### PROBLEM DESCRIPTION
Look for the string "hodnoty" in the lines and copy each line that has it.

++++++++++++++++++++

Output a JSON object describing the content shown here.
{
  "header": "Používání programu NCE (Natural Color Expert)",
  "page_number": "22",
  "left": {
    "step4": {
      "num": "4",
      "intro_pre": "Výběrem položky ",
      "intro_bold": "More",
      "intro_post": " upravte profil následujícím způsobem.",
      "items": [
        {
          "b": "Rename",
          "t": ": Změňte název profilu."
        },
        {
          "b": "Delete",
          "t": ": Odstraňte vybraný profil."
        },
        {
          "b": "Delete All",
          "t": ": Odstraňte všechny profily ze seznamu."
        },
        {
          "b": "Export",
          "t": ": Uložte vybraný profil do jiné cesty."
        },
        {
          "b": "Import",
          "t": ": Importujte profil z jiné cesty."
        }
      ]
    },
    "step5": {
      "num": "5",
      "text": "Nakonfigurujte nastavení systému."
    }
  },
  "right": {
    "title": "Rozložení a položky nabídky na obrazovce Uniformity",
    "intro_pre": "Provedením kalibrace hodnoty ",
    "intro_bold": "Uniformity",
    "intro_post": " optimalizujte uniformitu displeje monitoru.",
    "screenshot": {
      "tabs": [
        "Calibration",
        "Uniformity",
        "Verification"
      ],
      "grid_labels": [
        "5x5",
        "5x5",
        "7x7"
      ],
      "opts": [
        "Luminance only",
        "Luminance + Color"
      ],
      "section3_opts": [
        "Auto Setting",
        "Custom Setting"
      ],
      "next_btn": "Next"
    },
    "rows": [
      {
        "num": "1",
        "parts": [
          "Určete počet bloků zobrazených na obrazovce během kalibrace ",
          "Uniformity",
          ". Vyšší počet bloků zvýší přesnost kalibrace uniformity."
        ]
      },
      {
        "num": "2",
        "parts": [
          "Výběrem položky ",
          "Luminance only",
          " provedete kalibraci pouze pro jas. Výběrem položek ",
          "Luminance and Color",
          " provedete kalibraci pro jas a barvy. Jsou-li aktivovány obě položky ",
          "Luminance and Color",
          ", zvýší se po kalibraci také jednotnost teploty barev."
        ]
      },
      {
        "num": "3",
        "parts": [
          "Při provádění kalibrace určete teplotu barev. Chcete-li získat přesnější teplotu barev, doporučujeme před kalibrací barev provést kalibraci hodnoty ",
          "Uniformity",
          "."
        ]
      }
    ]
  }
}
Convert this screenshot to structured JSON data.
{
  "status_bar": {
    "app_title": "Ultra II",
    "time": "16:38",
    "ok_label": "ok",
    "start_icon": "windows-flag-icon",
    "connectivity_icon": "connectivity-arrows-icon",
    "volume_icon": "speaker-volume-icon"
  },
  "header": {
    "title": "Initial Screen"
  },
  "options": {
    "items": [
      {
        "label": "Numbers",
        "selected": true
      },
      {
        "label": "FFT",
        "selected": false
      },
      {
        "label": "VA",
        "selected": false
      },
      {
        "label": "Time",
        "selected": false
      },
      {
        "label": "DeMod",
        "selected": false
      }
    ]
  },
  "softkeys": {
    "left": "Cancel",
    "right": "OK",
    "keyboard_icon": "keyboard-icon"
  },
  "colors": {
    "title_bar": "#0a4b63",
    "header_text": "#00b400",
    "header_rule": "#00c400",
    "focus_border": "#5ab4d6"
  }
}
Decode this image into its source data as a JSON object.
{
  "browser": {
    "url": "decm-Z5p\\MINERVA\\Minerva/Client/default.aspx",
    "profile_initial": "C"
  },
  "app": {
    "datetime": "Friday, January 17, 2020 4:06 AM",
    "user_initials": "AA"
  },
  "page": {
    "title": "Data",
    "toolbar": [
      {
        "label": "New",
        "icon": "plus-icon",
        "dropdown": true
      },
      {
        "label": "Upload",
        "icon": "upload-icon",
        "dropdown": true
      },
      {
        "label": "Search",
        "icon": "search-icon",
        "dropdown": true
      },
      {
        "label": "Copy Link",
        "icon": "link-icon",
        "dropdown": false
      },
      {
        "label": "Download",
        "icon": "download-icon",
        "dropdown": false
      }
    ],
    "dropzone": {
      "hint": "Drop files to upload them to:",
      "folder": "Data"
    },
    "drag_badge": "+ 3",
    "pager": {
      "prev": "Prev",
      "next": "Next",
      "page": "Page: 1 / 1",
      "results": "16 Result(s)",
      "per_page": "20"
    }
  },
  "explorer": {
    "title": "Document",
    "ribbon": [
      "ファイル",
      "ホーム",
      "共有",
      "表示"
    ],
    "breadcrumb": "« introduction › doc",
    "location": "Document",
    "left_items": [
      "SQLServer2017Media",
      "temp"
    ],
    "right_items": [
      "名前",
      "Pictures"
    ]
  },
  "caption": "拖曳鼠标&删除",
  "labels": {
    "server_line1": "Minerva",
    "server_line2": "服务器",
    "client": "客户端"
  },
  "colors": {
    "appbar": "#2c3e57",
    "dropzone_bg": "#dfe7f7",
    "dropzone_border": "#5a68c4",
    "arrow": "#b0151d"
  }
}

++++++++++++++++++++

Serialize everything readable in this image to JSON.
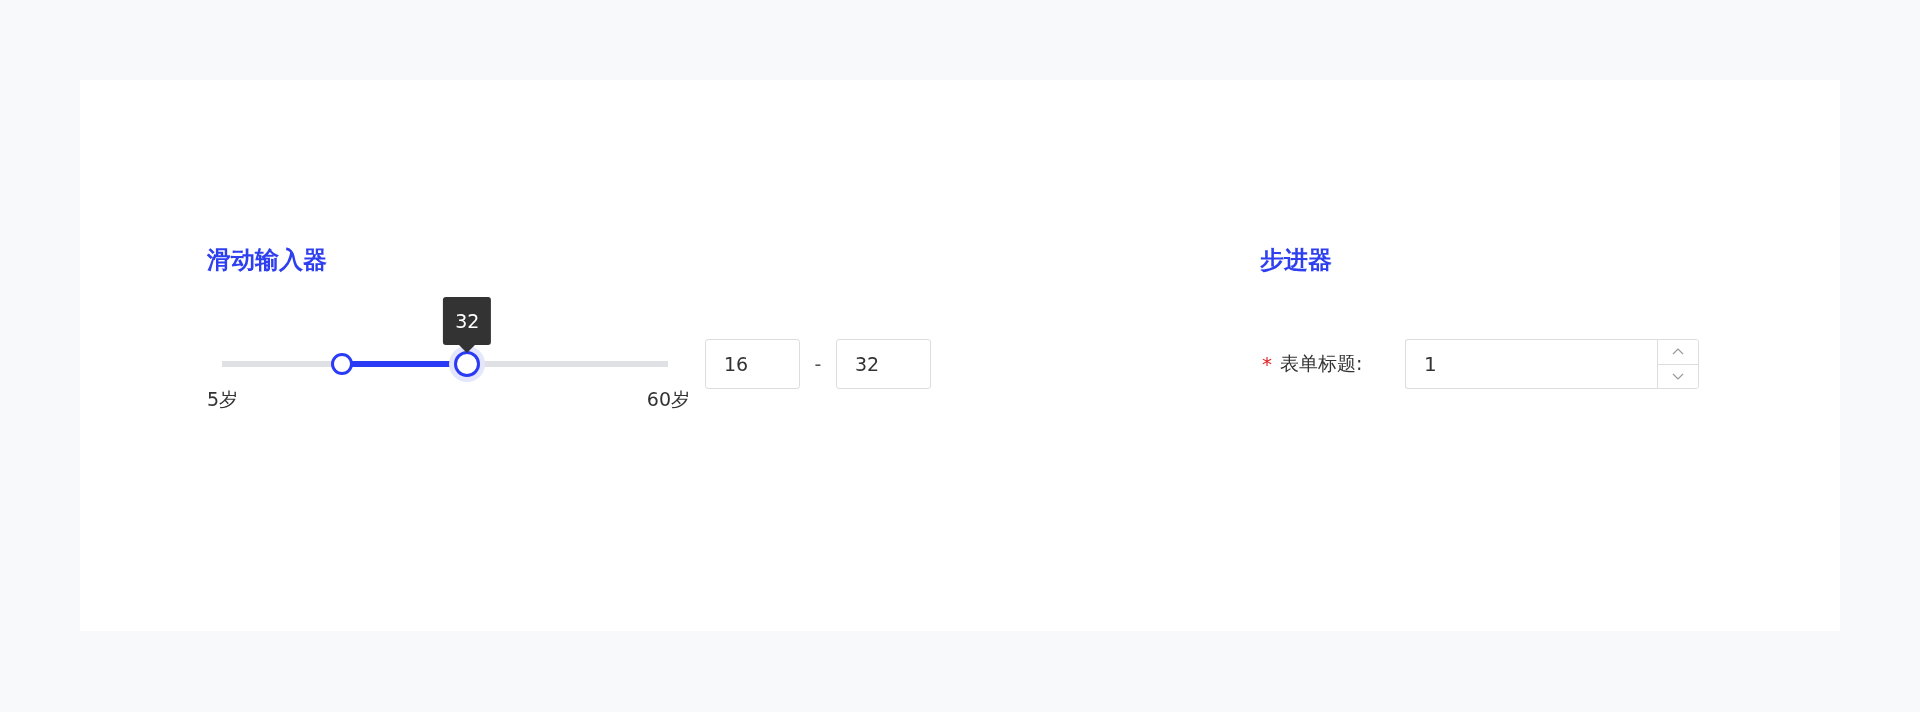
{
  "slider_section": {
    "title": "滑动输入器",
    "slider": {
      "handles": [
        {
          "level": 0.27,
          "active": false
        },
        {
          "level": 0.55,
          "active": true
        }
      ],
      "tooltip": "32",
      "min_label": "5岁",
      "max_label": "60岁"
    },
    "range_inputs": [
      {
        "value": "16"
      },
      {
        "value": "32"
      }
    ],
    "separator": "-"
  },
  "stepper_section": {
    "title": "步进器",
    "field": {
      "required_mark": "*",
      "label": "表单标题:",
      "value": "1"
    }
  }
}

++++++++++++++++++++

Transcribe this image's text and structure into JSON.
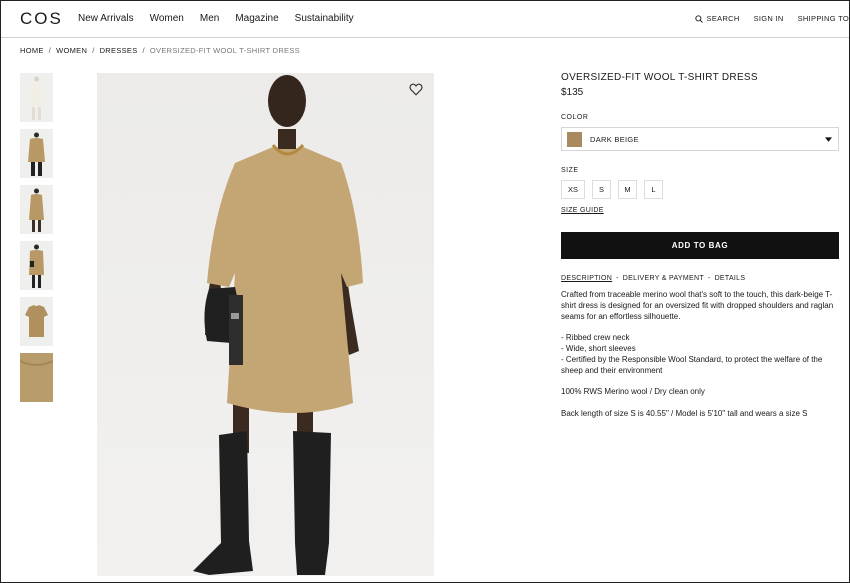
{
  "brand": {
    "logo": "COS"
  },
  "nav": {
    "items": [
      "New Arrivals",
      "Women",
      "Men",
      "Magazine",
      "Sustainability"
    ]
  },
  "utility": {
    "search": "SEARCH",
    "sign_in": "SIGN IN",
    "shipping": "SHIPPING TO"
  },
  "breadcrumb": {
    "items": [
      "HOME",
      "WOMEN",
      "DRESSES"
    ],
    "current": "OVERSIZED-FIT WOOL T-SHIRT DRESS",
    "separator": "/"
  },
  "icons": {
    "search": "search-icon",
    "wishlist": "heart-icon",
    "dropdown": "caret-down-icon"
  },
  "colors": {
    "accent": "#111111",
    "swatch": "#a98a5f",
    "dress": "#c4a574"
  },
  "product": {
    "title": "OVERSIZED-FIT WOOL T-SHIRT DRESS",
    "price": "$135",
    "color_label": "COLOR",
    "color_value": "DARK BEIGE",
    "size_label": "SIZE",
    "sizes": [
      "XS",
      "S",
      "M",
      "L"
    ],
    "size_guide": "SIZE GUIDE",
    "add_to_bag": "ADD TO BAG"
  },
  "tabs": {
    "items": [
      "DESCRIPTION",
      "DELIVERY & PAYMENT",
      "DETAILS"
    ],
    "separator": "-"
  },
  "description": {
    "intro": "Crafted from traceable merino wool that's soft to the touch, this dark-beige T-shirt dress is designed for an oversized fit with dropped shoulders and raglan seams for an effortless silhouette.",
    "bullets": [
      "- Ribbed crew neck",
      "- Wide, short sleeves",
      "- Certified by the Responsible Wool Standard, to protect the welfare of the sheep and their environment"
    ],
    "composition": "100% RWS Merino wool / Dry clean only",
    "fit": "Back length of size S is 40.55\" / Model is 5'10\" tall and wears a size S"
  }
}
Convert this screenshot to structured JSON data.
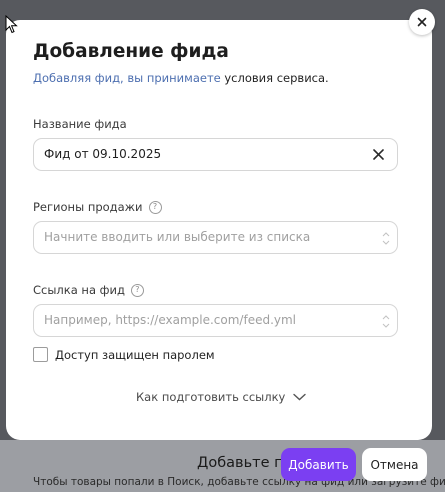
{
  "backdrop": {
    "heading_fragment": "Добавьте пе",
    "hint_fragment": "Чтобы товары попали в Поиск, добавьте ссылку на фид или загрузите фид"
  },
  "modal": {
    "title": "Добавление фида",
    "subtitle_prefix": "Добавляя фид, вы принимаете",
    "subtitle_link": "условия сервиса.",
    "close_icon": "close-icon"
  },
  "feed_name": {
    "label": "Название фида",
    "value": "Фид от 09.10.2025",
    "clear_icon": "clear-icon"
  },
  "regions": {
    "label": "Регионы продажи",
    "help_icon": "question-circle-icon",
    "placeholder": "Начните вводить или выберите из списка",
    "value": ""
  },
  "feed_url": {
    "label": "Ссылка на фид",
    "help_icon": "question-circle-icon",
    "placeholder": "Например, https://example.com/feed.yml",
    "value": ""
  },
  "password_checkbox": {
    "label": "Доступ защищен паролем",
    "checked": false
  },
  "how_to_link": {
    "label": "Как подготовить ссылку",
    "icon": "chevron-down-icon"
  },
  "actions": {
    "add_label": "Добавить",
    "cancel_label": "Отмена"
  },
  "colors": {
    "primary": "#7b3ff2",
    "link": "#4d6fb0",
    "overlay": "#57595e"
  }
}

++++++++++++++++++++

### RESPONSE TO THE EXERCISE
    "intro_pre": "Provedením kalibrace hodnoty ",
          "Při provádění kalibrace určete teplotu barev. Chcete-li získat přesnější teplotu barev, doporučujeme před kalibrací barev provést kalibraci hodnoty ",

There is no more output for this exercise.